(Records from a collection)
——————————

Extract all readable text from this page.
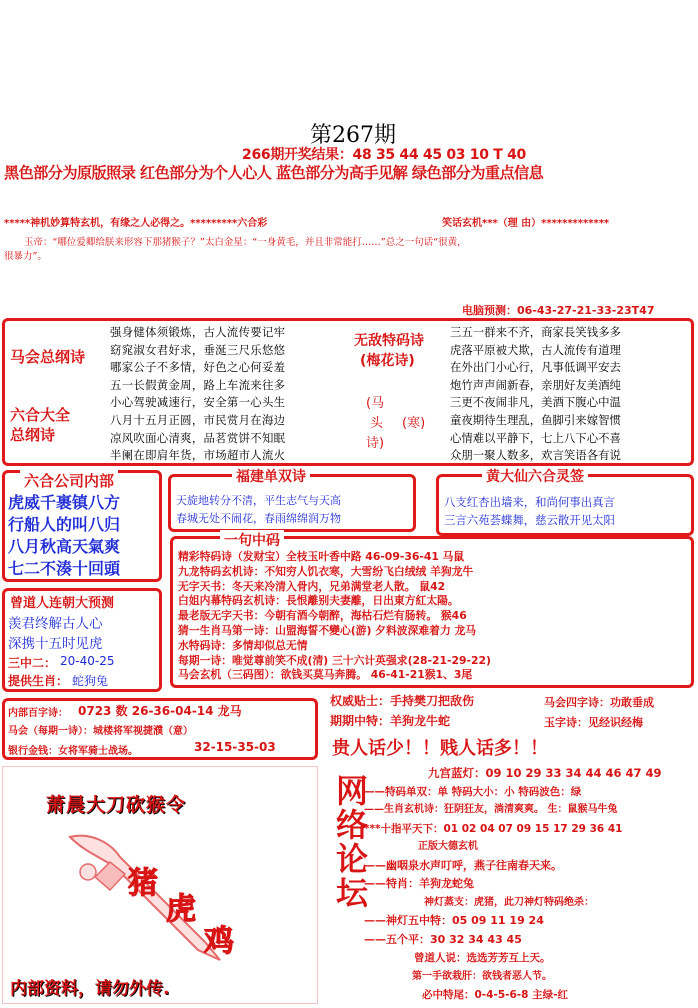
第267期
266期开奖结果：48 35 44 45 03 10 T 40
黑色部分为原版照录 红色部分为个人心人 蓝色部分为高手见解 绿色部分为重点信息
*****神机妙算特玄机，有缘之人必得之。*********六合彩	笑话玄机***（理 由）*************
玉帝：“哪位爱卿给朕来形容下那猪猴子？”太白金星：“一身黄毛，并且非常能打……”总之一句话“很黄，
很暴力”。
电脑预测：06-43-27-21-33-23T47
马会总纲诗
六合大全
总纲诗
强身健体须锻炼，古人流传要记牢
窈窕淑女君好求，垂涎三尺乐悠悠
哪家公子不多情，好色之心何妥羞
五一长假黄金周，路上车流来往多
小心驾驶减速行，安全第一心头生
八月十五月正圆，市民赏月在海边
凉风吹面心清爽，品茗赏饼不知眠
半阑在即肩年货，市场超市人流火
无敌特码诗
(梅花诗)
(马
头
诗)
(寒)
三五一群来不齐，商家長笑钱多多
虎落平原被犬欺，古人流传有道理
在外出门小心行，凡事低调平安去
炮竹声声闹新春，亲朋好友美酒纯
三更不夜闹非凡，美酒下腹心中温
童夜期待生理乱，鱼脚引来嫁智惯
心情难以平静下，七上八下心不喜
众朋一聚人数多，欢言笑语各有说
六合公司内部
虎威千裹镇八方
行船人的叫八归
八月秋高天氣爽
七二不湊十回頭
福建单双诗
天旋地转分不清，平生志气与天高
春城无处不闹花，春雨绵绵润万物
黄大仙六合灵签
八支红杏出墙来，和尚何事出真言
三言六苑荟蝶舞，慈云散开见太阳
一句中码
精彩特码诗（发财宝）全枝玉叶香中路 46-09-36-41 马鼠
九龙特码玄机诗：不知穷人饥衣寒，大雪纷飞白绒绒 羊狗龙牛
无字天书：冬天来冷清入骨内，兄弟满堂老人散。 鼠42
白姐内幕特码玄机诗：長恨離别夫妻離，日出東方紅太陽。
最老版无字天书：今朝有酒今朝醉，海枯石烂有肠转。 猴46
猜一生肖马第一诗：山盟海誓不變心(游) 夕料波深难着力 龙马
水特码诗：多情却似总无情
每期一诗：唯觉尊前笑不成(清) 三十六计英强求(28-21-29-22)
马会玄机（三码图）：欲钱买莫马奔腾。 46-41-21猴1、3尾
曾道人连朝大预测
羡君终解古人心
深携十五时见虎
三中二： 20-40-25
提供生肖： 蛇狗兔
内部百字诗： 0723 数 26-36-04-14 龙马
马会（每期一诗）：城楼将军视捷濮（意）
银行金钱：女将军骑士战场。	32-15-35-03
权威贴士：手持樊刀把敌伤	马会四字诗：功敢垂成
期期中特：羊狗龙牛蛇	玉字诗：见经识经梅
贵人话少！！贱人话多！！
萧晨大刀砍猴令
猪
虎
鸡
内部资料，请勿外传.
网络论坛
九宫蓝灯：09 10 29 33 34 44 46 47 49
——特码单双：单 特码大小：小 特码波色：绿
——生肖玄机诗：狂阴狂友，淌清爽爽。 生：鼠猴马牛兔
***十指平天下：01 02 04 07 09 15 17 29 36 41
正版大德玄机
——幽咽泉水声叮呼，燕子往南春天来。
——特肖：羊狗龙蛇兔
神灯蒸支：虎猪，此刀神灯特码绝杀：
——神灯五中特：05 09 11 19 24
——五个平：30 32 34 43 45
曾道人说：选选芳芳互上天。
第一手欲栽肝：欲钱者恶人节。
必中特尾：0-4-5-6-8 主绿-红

——————————

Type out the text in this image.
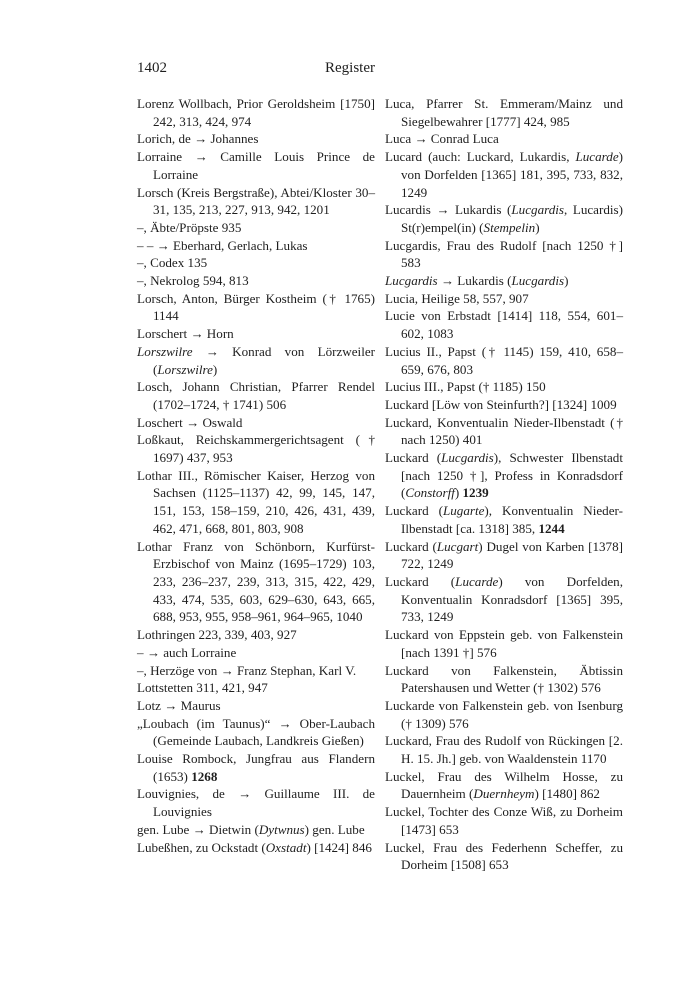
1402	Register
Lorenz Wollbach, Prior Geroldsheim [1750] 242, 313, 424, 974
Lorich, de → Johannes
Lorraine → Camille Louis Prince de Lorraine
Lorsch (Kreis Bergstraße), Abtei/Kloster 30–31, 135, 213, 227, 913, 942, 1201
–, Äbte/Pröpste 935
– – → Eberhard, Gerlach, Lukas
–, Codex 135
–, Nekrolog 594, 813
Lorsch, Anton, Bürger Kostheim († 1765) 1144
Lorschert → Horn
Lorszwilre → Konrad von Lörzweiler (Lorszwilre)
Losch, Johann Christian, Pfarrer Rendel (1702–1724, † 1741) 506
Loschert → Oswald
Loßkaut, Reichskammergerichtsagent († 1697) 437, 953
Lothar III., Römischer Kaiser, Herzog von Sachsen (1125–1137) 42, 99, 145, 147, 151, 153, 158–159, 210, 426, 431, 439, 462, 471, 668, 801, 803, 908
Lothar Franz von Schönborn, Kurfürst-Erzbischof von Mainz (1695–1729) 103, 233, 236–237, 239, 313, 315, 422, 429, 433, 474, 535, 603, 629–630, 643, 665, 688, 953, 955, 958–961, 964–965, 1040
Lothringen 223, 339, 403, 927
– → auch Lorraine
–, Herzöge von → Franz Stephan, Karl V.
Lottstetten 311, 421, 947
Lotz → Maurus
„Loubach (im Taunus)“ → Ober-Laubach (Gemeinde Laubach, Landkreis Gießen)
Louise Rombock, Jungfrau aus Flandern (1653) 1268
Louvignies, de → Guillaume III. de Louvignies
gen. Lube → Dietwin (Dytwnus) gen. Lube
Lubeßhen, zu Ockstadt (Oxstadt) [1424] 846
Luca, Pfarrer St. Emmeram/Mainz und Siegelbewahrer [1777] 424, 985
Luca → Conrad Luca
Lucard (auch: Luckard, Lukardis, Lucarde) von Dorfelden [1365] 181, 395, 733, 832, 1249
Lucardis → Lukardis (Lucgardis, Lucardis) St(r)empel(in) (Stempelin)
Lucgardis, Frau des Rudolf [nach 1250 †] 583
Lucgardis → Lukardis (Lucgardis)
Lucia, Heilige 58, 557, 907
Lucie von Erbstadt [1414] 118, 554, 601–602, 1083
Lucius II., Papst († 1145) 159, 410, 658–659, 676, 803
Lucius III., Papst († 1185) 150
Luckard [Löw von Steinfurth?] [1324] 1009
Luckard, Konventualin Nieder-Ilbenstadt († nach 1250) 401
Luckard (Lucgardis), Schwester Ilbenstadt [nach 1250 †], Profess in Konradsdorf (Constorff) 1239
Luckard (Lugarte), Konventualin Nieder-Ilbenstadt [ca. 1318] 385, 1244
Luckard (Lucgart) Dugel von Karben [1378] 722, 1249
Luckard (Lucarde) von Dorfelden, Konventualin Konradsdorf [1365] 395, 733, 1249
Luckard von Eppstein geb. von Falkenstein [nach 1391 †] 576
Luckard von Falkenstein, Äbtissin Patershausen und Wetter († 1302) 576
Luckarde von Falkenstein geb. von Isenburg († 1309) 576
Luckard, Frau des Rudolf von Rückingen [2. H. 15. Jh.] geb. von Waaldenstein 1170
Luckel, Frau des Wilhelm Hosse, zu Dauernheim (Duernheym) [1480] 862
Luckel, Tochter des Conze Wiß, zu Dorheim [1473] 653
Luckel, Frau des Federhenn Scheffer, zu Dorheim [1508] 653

——————————

TO DO: Scan the records above, count the lines with "Luckel" in them, and give only the number.

SOLUTION: 3